# Start of PROVIDED RECORDS
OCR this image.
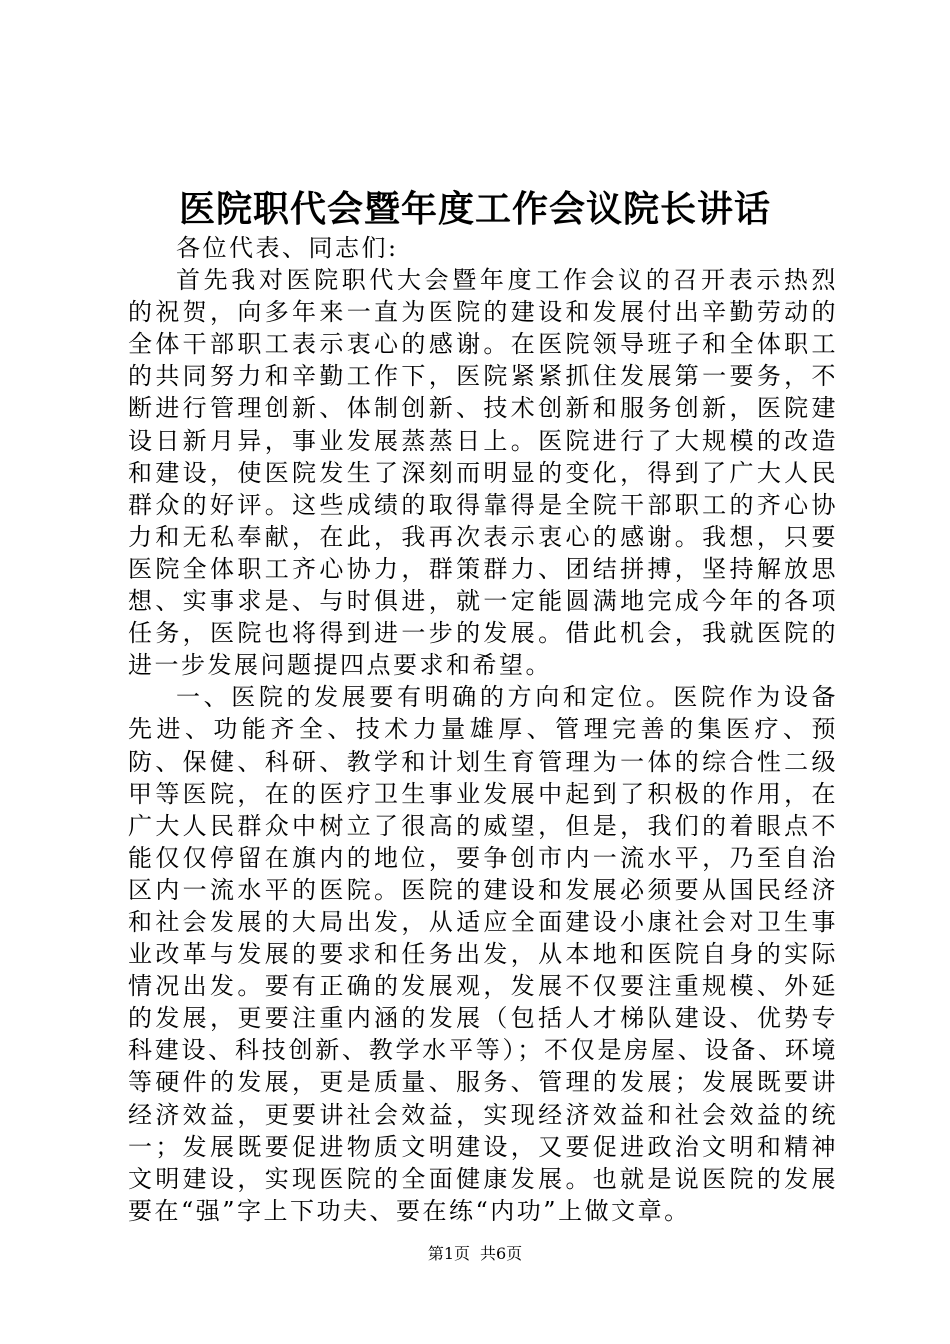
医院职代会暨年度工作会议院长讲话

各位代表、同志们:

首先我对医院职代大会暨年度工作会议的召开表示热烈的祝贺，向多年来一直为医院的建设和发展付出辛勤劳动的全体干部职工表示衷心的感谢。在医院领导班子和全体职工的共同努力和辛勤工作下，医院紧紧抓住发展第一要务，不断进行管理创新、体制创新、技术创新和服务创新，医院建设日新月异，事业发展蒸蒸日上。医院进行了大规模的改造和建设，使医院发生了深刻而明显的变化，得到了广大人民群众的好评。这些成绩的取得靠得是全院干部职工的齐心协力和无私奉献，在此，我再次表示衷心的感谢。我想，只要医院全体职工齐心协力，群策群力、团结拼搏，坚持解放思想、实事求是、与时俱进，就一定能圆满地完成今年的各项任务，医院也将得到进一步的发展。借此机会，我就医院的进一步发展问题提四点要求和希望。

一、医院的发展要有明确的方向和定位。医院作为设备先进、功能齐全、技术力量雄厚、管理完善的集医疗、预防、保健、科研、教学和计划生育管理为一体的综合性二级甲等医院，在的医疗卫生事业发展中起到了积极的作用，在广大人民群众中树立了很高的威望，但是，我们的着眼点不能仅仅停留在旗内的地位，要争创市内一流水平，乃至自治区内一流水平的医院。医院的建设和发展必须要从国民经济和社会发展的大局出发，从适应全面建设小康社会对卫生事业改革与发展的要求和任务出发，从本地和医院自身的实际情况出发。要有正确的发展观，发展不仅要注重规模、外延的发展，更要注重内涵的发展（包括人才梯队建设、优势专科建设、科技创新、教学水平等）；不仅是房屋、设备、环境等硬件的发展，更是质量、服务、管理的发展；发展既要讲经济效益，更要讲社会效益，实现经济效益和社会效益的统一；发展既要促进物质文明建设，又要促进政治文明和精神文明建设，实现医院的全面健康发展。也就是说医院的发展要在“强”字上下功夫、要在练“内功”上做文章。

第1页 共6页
# End of PROVIDED RECORDS
# Start of PROVIDED RECORDS
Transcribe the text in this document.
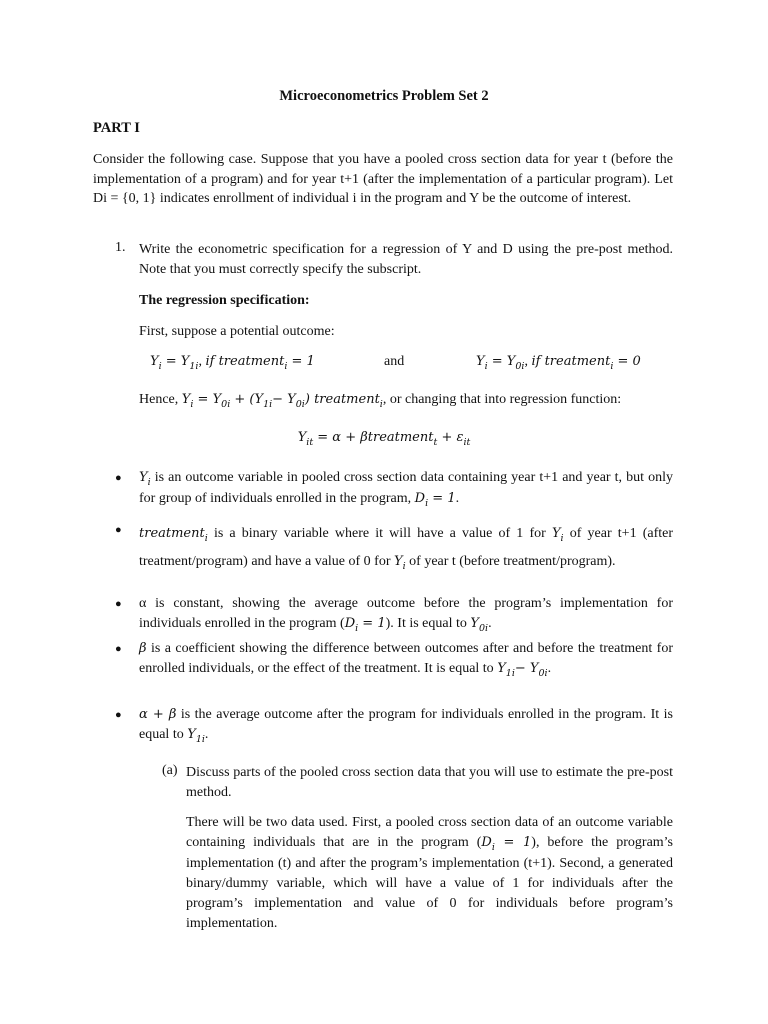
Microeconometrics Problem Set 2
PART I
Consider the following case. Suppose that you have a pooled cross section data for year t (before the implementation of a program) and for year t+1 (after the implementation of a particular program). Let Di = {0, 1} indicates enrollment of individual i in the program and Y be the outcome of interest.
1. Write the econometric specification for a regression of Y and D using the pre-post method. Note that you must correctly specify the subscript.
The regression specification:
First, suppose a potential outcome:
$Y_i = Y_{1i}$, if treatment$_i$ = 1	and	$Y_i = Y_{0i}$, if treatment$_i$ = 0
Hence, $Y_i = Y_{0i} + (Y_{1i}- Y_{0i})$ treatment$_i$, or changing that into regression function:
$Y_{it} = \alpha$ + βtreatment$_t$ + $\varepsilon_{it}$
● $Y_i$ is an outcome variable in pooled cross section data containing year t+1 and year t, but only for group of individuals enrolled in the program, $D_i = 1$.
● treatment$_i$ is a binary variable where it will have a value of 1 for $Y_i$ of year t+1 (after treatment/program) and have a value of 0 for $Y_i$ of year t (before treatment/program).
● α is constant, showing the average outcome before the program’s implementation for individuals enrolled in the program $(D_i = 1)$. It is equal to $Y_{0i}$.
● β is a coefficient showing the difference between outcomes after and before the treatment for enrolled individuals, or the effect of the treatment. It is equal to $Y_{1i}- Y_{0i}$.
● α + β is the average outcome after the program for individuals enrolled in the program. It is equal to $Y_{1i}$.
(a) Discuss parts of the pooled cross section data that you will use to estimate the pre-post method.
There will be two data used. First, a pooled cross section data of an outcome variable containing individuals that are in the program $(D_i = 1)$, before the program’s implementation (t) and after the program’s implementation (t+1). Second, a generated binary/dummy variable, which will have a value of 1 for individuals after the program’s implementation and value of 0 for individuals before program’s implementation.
# End of PROVIDED RECORDS
# Start of PROVIDED RECORDS
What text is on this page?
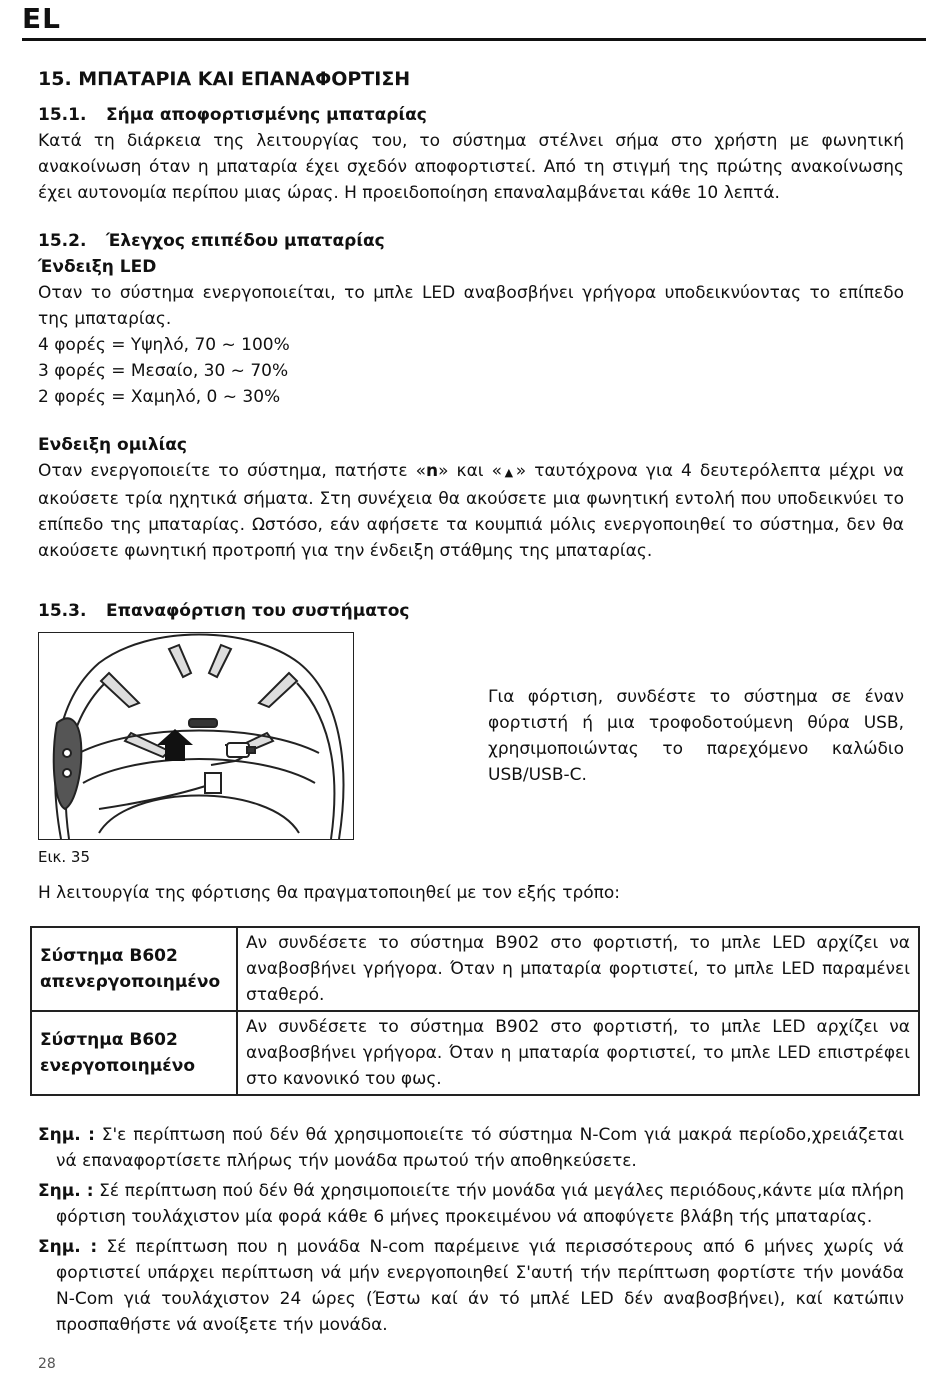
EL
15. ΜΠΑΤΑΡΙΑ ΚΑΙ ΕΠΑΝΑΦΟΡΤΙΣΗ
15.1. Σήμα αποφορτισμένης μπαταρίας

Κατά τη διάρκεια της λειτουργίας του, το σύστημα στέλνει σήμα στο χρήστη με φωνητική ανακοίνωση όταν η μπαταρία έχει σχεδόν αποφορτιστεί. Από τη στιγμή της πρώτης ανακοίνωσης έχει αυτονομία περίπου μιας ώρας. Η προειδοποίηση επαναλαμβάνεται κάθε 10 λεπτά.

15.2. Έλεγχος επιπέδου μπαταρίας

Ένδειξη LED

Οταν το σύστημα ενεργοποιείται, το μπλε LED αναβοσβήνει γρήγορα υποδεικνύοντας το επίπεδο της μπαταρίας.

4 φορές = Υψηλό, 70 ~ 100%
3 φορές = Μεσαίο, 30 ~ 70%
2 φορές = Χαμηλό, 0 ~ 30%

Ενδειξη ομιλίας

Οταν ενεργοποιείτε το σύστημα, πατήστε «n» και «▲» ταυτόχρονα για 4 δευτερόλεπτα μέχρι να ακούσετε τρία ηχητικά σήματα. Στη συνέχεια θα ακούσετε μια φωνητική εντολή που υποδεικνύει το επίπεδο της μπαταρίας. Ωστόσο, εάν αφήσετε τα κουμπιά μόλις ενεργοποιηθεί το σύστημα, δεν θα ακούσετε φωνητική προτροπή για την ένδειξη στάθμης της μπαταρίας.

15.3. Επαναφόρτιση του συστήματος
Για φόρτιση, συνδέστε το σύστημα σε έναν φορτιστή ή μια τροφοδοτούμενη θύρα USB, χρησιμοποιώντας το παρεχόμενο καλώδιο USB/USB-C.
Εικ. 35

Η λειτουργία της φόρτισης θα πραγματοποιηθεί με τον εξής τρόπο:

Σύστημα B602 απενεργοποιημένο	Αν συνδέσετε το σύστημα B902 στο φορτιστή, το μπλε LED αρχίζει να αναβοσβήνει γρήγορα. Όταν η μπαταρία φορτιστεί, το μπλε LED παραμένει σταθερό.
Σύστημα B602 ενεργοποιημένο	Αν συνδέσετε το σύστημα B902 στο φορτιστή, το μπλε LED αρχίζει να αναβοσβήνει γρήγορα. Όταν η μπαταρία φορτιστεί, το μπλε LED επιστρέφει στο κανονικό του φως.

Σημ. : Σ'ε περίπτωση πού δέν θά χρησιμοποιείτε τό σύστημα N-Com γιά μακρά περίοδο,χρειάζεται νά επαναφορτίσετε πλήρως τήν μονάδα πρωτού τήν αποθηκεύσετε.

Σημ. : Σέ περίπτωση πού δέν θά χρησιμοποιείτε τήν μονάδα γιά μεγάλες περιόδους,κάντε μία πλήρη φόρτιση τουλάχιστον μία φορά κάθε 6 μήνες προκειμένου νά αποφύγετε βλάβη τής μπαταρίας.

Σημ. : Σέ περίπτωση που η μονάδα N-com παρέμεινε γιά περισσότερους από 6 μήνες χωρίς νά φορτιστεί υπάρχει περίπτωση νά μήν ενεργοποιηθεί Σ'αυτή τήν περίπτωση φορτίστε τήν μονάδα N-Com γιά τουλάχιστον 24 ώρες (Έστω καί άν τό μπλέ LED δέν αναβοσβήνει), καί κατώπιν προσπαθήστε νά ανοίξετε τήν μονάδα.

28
# End of PROVIDED RECORDS
GIVEN REQUEST
Show, from the listing above, each line that contains the word "have".

SOLUTION TO THIS TASK
Consider the following case. Suppose that you have a pooled cross section data for year t (before the implementation of a program) and for year t+1 (after the implementation of a particular program). Let Di = {0, 1} indicates enrollment of individual i in the program and Y be the outcome of interest.
● treatment$_i$ is a binary variable where it will have a value of 1 for $Y_i$ of year t+1 (after treatment/program) and have a value of 0 for $Y_i$ of year t (before treatment/program).
There will be two data used. First, a pooled cross section data of an outcome variable containing individuals that are in the program $(D_i = 1)$, before the program’s implementation (t) and after the program’s implementation (t+1). Second, a generated binary/dummy variable, which will have a value of 1 for individuals after the program’s implementation and value of 0 for individuals before program’s implementation.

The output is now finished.